• Written task
Return every record exactly as written.

(Data records)
┄┄┄┄┄┄

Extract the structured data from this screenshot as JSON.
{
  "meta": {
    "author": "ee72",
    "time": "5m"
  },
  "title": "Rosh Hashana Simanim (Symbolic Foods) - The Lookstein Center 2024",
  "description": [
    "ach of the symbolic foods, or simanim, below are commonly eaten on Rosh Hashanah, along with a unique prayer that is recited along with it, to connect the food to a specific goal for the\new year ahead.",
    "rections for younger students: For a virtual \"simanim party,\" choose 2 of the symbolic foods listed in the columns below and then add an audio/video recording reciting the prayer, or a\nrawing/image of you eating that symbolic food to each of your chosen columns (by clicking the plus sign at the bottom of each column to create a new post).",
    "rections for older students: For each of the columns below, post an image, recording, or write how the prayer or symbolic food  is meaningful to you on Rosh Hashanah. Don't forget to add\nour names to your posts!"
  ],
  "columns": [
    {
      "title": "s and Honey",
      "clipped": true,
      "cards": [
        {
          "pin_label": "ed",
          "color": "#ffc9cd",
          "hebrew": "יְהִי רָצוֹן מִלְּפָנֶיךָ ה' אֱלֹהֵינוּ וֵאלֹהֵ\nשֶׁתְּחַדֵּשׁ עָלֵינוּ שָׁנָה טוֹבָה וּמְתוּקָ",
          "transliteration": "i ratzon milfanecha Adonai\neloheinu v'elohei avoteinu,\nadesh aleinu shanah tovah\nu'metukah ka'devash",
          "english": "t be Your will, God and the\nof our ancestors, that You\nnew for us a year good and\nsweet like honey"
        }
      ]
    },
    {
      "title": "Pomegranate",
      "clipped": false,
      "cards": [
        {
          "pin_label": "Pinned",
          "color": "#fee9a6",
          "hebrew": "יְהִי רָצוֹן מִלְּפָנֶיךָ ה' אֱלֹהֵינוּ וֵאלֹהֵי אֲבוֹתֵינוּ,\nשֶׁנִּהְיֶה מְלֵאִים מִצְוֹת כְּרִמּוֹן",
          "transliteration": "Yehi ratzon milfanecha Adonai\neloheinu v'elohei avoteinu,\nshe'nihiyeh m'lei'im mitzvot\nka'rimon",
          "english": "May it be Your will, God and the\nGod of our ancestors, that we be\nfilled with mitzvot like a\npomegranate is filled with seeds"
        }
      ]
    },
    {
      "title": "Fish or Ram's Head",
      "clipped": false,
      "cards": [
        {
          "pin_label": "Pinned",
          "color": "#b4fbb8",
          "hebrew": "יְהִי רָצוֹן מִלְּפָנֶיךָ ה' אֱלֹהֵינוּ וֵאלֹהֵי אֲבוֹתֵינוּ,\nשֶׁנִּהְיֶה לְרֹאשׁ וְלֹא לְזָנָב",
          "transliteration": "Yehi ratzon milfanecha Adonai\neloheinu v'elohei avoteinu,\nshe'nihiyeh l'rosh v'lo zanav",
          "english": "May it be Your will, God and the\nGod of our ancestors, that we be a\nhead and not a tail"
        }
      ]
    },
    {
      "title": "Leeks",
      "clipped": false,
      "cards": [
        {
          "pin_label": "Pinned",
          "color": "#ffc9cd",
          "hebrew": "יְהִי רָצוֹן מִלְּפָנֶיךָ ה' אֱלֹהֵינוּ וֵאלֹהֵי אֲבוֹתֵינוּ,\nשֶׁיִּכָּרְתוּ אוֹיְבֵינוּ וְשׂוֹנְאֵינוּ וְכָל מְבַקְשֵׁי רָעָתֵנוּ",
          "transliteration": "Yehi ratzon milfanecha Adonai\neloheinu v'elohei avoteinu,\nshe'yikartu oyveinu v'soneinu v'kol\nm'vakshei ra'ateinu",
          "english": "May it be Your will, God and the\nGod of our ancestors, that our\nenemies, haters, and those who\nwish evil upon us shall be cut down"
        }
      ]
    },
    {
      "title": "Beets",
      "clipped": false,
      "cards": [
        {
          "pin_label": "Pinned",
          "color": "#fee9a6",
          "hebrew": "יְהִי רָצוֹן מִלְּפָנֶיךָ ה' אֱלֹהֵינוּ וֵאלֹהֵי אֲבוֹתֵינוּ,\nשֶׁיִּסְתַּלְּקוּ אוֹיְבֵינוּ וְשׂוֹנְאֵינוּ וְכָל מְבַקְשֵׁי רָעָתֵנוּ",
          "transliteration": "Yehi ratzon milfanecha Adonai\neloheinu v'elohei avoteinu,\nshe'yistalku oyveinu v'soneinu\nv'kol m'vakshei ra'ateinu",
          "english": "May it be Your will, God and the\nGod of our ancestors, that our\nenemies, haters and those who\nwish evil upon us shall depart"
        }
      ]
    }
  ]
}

┄┄┄┄┄┄

• Written answer
Extract the structured data from this screenshot as JSON.
{
  "meta": {
    "author": "ee72",
    "time": "5m"
  },
  "title": "Rosh Hashana Simanim (Symbolic Foods) - The Lookstein Center 2024",
  "description": [
    "ach of the symbolic foods, or simanim, below are commonly eaten on Rosh Hashanah, along with a unique prayer that is recited along with it, to connect the food to a specific goal for the\new year ahead.",
    "rections for younger students: For a virtual \"simanim party,\" choose 2 of the symbolic foods listed in the columns below and then add an audio/video recording reciting the prayer, or a\nrawing/image of you eating that symbolic food to each of your chosen columns (by clicking the plus sign at the bottom of each column to create a new post).",
    "rections for older students: For each of the columns below, post an image, recording, or write how the prayer or symbolic food  is meaningful to you on Rosh Hashanah. Don't forget to add\nour names to your posts!"
  ],
  "columns": [
    {
      "title": "s and Honey",
      "clipped": true,
      "cards": [
        {
          "pin_label": "ed",
          "color": "#ffc9cd",
          "hebrew": "יְהִי רָצוֹן מִלְּפָנֶיךָ ה' אֱלֹהֵינוּ וֵאלֹהֵ\nשֶׁתְּחַדֵּשׁ עָלֵינוּ שָׁנָה טוֹבָה וּמְתוּקָ",
          "transliteration": "i ratzon milfanecha Adonai\neloheinu v'elohei avoteinu,\nadesh aleinu shanah tovah\nu'metukah ka'devash",
          "english": "t be Your will, God and the\nof our ancestors, that You\nnew for us a year good and\nsweet like honey"
        }
      ]
    },
    {
      "title": "Pomegranate",
      "clipped": false,
      "cards": [
        {
          "pin_label": "Pinned",
          "color": "#fee9a6",
          "hebrew": "יְהִי רָצוֹן מִלְּפָנֶיךָ ה' אֱלֹהֵינוּ וֵאלֹהֵי אֲבוֹתֵינוּ,\nשֶׁנִּהְיֶה מְלֵאִים מִצְוֹת כְּרִמּוֹן",
          "transliteration": "Yehi ratzon milfanecha Adonai\neloheinu v'elohei avoteinu,\nshe'nihiyeh m'lei'im mitzvot\nka'rimon",
          "english": "May it be Your will, God and the\nGod of our ancestors, that we be\nfilled with mitzvot like a\npomegranate is filled with seeds"
        }
      ]
    },
    {
      "title": "Fish or Ram's Head",
      "clipped": false,
      "cards": [
        {
          "pin_label": "Pinned",
          "color": "#b4fbb8",
          "hebrew": "יְהִי רָצוֹן מִלְּפָנֶיךָ ה' אֱלֹהֵינוּ וֵאלֹהֵי אֲבוֹתֵינוּ,\nשֶׁנִּהְיֶה לְרֹאשׁ וְלֹא לְזָנָב",
          "transliteration": "Yehi ratzon milfanecha Adonai\neloheinu v'elohei avoteinu,\nshe'nihiyeh l'rosh v'lo zanav",
          "english": "May it be Your will, God and the\nGod of our ancestors, that we be a\nhead and not a tail"
        }
      ]
    },
    {
      "title": "Leeks",
      "clipped": false,
      "cards": [
        {
          "pin_label": "Pinned",
          "color": "#ffc9cd",
          "hebrew": "יְהִי רָצוֹן מִלְּפָנֶיךָ ה' אֱלֹהֵינוּ וֵאלֹהֵי אֲבוֹתֵינוּ,\nשֶׁיִּכָּרְתוּ אוֹיְבֵינוּ וְשׂוֹנְאֵינוּ וְכָל מְבַקְשֵׁי רָעָתֵנוּ",
          "transliteration": "Yehi ratzon milfanecha Adonai\neloheinu v'elohei avoteinu,\nshe'yikartu oyveinu v'soneinu v'kol\nm'vakshei ra'ateinu",
          "english": "May it be Your will, God and the\nGod of our ancestors, that our\nenemies, haters, and those who\nwish evil upon us shall be cut down"
        }
      ]
    },
    {
      "title": "Beets",
      "clipped": false,
      "cards": [
        {
          "pin_label": "Pinned",
          "color": "#fee9a6",
          "hebrew": "יְהִי רָצוֹן מִלְּפָנֶיךָ ה' אֱלֹהֵינוּ וֵאלֹהֵי אֲבוֹתֵינוּ,\nשֶׁיִּסְתַּלְּקוּ אוֹיְבֵינוּ וְשׂוֹנְאֵינוּ וְכָל מְבַקְשֵׁי רָעָתֵנוּ",
          "transliteration": "Yehi ratzon milfanecha Adonai\neloheinu v'elohei avoteinu,\nshe'yistalku oyveinu v'soneinu\nv'kol m'vakshei ra'ateinu",
          "english": "May it be Your will, God and the\nGod of our ancestors, that our\nenemies, haters and those who\nwish evil upon us shall depart"
        }
      ]
    }
  ]
}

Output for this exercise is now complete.